* _Short exercise_:
Collect from the data below each line with "into".

Items listed in a dataset
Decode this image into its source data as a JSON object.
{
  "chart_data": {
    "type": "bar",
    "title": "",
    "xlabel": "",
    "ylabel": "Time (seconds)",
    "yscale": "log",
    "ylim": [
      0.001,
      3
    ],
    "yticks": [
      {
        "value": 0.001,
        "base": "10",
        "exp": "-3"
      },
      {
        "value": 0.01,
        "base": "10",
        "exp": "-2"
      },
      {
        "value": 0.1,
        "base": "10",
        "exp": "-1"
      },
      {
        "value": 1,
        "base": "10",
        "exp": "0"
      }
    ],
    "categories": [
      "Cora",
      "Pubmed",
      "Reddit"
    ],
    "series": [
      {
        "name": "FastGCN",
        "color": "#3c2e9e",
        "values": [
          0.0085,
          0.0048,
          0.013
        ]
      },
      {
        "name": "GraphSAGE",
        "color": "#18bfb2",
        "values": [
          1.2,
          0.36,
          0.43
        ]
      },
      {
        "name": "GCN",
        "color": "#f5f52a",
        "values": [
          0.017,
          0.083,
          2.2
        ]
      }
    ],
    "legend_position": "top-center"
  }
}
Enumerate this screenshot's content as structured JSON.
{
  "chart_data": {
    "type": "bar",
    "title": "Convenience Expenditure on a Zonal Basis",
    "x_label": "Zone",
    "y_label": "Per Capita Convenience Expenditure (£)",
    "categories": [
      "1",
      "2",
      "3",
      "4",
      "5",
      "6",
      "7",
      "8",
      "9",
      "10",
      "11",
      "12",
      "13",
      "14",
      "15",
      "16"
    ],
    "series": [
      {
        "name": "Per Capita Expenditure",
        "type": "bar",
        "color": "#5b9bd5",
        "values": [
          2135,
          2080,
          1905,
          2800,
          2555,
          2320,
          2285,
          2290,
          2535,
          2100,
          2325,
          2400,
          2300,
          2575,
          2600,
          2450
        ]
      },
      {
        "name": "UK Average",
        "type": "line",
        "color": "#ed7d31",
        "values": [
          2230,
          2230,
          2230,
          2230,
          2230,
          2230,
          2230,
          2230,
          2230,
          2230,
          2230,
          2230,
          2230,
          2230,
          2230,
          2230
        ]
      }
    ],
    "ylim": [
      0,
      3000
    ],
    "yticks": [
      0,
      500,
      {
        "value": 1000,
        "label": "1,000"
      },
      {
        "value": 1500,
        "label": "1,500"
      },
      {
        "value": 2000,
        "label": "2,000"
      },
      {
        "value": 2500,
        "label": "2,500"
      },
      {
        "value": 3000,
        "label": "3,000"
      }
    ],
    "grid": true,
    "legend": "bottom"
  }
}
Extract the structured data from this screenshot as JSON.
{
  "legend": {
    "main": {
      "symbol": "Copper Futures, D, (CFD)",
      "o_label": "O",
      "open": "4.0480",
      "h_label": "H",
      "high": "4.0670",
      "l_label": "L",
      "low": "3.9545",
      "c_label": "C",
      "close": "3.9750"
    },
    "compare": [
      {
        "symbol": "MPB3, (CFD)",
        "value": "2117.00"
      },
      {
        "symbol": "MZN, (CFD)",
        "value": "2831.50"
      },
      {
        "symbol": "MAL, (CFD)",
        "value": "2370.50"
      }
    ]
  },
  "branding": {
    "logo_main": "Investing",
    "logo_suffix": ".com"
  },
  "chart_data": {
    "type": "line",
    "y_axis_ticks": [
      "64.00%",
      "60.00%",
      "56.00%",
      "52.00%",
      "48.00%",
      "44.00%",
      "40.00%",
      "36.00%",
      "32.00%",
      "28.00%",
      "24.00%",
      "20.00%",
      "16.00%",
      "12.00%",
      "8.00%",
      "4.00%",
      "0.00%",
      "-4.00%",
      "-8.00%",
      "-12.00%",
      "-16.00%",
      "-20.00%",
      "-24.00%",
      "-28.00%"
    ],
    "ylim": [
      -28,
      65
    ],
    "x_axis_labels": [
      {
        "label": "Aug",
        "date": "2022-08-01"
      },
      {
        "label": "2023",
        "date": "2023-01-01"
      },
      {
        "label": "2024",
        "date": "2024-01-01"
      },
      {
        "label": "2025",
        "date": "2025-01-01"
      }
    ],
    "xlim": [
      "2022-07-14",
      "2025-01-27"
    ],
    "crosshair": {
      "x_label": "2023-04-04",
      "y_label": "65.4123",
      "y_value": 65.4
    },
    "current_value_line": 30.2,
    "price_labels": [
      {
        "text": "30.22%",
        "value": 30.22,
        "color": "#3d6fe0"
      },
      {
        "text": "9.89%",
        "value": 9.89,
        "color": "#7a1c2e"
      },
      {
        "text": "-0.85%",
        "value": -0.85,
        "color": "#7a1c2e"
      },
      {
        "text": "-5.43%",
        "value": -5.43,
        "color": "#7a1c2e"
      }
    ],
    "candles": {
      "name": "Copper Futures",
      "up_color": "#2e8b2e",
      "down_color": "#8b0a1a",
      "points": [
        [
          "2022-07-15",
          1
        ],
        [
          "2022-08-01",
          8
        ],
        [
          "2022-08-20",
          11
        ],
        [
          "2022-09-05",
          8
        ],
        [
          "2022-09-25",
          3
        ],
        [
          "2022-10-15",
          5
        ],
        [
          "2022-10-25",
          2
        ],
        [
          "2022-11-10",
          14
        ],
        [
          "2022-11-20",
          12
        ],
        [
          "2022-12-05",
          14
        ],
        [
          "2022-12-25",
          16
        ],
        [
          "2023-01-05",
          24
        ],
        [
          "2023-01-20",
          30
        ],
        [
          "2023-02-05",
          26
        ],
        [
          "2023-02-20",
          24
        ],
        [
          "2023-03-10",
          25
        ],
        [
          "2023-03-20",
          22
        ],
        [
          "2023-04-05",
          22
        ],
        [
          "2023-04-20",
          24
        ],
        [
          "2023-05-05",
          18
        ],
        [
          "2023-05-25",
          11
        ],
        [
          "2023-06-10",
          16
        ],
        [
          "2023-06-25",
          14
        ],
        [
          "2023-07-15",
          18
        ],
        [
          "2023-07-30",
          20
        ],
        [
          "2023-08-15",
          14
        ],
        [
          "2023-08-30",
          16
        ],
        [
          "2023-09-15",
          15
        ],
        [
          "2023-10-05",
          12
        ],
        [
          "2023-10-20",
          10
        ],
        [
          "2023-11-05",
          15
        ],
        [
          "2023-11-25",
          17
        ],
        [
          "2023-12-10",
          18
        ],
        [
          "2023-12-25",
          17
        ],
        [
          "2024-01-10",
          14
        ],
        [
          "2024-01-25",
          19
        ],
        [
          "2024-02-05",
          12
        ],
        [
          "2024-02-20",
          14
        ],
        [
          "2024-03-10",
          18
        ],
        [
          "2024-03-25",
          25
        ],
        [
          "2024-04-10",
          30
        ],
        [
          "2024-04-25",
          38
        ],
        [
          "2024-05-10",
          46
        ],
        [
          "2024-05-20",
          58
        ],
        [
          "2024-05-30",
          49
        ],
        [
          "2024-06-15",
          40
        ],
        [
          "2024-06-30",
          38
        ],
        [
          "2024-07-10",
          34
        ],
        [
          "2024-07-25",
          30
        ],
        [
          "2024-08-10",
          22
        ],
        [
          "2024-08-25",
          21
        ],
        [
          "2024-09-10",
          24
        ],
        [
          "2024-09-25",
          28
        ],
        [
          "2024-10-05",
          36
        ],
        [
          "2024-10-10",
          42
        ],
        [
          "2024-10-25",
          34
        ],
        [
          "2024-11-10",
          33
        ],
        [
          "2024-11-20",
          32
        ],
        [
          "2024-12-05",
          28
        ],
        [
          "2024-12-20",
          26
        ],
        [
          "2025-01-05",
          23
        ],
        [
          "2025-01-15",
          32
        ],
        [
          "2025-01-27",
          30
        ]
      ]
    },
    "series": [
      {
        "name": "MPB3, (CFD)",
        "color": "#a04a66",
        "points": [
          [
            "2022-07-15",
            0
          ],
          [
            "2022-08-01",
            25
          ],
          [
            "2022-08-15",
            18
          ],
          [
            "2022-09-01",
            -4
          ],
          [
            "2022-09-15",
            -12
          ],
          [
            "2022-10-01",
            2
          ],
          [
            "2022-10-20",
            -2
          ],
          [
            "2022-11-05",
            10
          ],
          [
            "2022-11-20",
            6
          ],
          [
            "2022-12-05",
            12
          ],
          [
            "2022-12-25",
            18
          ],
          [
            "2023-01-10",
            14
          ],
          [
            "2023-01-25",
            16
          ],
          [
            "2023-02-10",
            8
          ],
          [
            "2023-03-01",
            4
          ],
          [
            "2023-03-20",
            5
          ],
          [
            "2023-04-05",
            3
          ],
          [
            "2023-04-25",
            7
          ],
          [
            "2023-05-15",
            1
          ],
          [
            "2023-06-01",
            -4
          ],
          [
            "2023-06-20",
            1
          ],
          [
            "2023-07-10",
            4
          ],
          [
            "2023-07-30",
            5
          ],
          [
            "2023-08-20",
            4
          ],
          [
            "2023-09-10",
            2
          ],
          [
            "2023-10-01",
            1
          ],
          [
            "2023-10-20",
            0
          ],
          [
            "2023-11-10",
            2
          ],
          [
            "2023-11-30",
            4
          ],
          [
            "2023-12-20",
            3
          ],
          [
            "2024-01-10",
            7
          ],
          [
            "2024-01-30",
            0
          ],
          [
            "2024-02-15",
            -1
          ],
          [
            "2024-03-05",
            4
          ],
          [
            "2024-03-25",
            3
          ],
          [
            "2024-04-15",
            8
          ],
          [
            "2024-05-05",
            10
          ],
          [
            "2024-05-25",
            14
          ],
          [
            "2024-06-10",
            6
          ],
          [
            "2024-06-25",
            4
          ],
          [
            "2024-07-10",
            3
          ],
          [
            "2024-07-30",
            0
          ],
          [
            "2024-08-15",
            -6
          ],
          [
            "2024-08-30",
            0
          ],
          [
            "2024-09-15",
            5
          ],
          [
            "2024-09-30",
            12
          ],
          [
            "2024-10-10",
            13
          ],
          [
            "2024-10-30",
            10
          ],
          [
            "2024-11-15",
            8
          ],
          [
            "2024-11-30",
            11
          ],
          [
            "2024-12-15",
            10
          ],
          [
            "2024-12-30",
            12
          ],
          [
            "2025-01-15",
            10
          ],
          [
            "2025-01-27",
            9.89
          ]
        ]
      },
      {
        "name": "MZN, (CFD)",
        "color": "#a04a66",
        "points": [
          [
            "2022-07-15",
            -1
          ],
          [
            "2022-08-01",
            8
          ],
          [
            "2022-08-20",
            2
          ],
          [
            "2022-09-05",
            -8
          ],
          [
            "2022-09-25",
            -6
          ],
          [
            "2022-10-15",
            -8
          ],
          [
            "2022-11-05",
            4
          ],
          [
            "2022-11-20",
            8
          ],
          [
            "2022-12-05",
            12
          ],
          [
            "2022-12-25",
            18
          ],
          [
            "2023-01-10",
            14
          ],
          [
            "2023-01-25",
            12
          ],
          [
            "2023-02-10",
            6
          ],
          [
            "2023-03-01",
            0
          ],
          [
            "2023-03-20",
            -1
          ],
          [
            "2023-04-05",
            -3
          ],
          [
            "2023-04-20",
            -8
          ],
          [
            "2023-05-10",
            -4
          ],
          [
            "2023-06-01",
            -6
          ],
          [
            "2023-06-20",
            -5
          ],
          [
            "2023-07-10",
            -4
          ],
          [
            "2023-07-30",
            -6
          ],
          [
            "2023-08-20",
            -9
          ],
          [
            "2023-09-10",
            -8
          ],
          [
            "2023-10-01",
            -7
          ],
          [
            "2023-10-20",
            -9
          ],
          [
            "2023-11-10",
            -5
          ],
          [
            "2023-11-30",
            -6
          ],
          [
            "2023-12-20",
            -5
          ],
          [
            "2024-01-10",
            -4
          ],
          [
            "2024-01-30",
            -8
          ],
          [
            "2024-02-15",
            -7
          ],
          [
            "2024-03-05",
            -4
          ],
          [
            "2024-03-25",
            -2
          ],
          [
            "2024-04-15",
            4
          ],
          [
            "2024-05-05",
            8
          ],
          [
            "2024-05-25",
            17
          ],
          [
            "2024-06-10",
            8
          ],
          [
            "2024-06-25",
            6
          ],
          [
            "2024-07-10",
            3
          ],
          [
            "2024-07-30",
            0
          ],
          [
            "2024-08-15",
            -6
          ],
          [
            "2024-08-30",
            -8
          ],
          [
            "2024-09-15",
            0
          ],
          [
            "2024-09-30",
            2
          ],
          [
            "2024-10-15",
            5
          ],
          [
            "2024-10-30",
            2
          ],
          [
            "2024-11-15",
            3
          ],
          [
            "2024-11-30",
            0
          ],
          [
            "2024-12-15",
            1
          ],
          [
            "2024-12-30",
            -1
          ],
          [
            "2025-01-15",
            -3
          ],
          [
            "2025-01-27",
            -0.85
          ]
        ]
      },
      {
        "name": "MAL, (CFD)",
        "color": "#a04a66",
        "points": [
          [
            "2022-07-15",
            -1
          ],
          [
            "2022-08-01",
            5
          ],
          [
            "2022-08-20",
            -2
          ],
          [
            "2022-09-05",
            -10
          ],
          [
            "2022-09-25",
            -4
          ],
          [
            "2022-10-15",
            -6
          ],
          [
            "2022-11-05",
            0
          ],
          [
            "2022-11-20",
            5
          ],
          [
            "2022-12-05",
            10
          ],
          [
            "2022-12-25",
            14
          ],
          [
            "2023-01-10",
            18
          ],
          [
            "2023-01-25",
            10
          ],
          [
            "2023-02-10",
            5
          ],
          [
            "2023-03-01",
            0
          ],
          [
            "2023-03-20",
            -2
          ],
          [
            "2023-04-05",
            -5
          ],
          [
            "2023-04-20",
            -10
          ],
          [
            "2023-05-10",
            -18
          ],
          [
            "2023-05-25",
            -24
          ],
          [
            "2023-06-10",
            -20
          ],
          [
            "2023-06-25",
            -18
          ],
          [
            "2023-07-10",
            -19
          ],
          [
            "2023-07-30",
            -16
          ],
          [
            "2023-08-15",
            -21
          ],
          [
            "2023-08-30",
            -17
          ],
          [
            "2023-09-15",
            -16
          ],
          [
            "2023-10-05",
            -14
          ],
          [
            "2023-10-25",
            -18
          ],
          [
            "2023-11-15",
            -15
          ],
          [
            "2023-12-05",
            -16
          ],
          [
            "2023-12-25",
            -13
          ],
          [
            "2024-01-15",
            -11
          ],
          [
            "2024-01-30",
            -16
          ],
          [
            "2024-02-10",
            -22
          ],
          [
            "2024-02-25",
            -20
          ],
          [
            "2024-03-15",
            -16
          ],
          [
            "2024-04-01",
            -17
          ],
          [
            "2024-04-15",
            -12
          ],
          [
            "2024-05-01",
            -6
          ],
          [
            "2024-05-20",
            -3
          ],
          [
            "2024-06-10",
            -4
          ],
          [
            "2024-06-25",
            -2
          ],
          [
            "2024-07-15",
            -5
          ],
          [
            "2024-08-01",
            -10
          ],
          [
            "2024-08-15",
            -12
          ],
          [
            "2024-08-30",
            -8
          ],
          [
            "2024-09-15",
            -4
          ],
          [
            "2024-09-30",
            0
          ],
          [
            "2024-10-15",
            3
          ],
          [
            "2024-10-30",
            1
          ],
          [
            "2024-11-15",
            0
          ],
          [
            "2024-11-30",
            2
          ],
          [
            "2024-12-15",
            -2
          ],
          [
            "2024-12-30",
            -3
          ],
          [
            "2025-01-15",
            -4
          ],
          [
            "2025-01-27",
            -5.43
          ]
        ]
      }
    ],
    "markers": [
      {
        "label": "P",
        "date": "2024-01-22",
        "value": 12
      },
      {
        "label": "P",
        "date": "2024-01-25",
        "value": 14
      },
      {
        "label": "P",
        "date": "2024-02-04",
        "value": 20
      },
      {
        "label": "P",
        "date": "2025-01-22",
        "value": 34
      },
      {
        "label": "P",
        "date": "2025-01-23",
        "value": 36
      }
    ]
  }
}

---

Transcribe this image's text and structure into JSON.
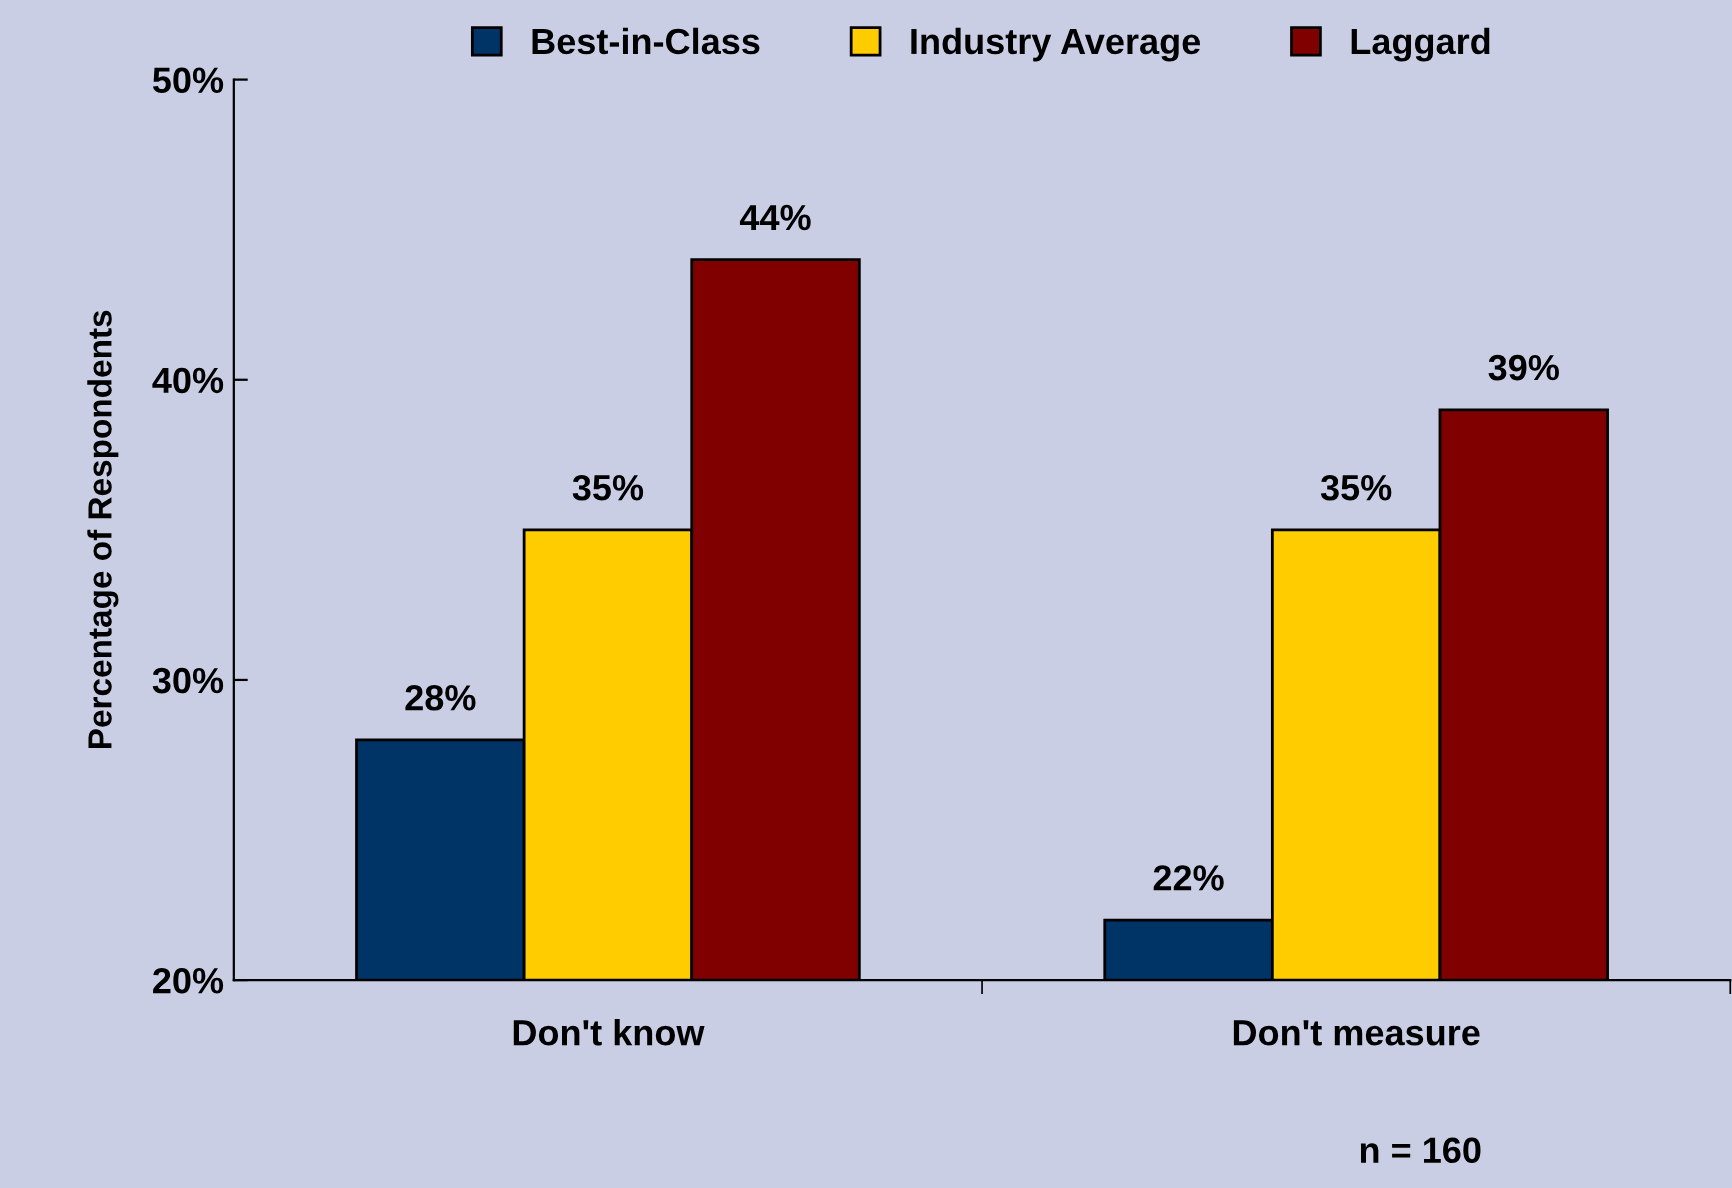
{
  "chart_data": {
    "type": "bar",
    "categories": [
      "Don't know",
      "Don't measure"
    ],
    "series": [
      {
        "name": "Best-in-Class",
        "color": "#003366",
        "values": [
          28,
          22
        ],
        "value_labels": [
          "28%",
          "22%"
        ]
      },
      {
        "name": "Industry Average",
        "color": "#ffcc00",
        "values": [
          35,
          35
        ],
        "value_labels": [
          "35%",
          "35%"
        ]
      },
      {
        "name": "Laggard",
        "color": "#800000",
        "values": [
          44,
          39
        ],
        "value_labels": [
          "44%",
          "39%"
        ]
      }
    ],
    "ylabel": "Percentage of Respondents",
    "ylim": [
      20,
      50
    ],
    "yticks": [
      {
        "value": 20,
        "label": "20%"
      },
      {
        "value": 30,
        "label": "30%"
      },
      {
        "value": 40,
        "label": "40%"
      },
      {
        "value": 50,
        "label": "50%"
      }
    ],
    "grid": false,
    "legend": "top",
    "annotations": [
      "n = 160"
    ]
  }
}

* _Response_:
Decode this image into its source data as a JSON object.
Transcribe this image's text and structure into JSON.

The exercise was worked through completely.